Saved data entries:
-- begin --
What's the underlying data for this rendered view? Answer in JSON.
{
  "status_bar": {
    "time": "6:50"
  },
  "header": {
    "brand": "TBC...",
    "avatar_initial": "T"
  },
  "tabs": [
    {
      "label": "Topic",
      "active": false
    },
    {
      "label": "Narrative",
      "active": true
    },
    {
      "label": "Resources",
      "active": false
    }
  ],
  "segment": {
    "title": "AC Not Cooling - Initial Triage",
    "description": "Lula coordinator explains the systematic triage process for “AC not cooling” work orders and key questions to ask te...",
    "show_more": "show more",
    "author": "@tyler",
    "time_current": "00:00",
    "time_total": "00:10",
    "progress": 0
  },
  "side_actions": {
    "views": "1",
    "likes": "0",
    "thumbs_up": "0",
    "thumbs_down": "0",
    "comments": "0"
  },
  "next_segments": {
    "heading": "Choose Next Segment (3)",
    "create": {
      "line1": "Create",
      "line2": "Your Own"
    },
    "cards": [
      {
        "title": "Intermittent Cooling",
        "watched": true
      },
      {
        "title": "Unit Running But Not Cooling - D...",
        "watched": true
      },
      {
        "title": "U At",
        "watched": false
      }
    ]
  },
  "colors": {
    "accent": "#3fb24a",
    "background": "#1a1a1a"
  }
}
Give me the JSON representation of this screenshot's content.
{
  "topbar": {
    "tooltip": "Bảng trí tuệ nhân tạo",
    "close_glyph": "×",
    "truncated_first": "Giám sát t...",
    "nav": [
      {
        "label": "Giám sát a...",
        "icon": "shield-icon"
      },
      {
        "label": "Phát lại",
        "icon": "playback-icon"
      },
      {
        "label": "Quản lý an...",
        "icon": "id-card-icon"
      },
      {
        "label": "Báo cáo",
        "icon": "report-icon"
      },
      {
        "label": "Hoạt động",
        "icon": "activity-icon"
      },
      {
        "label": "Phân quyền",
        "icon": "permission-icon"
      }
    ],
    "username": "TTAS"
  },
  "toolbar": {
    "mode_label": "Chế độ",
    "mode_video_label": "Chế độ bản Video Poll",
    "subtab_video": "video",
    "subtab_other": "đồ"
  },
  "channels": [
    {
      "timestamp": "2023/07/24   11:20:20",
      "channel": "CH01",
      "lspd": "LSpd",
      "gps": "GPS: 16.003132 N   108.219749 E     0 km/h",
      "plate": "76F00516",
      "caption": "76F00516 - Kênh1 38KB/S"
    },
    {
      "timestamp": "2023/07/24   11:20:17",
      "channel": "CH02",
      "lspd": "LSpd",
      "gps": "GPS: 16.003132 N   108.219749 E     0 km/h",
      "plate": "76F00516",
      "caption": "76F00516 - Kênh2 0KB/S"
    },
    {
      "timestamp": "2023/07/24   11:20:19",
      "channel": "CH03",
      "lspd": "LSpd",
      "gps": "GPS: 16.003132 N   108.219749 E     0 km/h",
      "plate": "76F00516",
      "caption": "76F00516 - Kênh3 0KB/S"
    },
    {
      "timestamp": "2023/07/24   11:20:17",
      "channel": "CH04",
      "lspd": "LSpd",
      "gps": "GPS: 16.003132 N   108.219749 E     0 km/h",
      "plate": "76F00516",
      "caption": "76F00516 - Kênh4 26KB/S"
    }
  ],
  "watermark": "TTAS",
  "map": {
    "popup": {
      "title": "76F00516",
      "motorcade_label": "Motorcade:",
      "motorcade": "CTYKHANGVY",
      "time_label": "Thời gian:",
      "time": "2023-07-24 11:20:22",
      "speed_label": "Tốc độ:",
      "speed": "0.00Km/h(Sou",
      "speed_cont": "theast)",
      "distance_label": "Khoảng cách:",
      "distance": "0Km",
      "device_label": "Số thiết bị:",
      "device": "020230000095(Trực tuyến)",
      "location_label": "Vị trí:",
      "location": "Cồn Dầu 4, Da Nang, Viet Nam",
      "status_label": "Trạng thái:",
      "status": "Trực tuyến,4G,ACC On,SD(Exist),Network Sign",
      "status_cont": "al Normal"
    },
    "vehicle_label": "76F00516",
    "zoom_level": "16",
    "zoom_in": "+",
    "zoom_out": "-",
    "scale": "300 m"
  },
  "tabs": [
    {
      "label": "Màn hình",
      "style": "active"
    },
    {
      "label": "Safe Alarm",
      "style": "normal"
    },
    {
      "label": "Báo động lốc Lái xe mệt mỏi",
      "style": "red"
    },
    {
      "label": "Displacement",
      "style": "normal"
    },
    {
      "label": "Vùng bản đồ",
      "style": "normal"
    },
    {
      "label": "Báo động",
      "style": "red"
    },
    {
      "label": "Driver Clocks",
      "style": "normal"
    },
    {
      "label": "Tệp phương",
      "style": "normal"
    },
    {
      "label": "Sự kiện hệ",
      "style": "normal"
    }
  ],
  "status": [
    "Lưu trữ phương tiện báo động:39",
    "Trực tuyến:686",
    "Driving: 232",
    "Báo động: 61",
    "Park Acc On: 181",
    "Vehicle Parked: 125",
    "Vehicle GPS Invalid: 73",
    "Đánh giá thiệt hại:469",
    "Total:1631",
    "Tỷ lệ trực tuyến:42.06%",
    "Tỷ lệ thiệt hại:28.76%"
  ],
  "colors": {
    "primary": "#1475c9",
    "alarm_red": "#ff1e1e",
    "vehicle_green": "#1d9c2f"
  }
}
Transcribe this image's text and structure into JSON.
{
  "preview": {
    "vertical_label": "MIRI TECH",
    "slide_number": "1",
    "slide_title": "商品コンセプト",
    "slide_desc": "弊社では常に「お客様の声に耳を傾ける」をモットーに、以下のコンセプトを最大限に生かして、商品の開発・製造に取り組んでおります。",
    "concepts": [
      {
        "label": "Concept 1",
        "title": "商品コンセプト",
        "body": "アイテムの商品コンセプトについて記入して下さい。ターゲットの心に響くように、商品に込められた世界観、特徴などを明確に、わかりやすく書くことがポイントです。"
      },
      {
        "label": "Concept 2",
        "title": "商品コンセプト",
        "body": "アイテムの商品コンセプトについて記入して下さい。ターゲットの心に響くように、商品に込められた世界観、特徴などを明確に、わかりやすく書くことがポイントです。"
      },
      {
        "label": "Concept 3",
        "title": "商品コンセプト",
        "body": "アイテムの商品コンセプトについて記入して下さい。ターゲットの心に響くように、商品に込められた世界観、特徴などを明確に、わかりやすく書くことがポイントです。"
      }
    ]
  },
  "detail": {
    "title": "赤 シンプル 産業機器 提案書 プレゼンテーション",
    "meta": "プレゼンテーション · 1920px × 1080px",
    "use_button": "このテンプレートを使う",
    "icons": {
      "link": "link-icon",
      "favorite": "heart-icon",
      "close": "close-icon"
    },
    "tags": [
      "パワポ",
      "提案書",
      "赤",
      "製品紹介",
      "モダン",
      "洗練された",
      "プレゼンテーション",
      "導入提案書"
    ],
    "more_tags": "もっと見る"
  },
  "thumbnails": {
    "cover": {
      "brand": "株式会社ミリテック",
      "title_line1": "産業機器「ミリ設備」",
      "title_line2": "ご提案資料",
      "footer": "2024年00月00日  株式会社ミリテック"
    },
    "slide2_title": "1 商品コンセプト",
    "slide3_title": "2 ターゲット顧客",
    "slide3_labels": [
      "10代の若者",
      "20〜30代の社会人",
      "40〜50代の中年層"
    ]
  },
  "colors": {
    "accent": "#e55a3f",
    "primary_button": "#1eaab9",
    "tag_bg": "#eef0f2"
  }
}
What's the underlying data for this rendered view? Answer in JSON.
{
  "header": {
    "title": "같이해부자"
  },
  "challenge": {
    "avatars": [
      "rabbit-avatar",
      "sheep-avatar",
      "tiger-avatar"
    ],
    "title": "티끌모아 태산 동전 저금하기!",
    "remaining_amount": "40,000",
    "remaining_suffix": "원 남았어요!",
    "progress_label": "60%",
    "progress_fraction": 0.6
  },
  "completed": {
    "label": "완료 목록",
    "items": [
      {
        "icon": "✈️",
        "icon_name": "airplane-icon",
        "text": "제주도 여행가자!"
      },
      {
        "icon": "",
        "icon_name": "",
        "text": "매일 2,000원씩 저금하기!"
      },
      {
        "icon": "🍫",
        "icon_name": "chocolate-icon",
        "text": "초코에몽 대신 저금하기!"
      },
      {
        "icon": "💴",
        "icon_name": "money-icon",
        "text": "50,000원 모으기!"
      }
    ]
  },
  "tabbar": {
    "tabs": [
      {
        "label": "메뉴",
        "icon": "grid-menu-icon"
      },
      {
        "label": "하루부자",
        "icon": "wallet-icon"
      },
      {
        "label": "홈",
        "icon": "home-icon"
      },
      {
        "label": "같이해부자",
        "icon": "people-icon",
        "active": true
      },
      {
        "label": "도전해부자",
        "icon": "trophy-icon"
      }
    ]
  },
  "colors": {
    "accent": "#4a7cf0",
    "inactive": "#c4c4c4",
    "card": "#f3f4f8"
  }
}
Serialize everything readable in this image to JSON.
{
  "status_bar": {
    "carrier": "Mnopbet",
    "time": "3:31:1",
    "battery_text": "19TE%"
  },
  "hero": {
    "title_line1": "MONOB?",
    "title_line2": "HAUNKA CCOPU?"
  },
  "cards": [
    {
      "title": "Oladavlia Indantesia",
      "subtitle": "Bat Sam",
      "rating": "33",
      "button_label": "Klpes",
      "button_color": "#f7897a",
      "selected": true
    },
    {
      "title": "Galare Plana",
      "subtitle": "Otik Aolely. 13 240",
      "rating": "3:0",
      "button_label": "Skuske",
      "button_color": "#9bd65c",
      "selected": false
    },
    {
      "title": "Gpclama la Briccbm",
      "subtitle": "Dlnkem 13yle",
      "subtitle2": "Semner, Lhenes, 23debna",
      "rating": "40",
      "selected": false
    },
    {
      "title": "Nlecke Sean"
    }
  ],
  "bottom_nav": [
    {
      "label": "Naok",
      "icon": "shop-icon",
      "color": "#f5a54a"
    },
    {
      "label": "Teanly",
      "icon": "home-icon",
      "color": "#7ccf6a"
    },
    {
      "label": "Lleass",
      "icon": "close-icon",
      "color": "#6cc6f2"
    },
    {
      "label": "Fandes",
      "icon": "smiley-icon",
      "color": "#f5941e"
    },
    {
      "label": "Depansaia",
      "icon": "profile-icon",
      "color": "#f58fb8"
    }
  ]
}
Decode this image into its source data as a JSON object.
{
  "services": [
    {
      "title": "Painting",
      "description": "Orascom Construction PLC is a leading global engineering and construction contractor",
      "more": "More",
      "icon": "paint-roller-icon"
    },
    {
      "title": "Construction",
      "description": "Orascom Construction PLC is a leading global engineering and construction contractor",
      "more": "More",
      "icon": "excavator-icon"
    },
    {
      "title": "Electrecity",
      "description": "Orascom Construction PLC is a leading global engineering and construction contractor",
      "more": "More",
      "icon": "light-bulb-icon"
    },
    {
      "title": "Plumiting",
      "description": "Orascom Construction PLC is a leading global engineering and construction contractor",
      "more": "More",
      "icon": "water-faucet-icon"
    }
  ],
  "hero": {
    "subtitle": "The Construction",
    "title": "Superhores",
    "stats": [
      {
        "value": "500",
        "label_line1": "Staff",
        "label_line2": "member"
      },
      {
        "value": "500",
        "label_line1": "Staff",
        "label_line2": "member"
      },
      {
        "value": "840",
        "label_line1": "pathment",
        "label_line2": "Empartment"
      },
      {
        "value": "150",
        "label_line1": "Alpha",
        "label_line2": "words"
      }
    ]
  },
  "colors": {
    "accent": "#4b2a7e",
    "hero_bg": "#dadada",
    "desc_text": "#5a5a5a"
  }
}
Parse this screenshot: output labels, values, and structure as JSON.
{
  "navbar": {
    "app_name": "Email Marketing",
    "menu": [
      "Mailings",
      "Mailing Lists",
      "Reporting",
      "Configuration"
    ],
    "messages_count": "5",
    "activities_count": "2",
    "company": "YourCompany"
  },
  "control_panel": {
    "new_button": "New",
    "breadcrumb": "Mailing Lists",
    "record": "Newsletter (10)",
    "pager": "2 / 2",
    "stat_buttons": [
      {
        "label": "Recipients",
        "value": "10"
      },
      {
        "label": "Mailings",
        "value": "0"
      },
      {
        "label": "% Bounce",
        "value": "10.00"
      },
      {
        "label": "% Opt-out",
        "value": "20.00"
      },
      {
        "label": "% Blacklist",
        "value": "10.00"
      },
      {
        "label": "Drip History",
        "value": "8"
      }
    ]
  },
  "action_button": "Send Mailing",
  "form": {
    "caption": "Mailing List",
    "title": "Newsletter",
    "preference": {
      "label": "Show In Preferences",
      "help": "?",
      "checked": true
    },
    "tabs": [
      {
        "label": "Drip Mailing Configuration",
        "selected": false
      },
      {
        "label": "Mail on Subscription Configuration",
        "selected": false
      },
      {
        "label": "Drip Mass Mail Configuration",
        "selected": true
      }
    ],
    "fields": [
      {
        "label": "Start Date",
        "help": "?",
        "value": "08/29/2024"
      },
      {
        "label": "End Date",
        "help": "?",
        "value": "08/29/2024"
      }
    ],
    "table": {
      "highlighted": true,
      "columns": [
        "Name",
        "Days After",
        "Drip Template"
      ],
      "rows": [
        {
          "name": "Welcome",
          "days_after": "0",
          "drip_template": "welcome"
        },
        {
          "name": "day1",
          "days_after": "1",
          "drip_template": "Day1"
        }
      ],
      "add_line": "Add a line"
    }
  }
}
-- end --
• WRITTEN EXERCISE: Each line in the data that holds the string "株式会社ミリテック" should be found and copied.

• REPLY:
      "brand": "株式会社ミリテック",
      "footer": "2024年00月00日  株式会社ミリテック"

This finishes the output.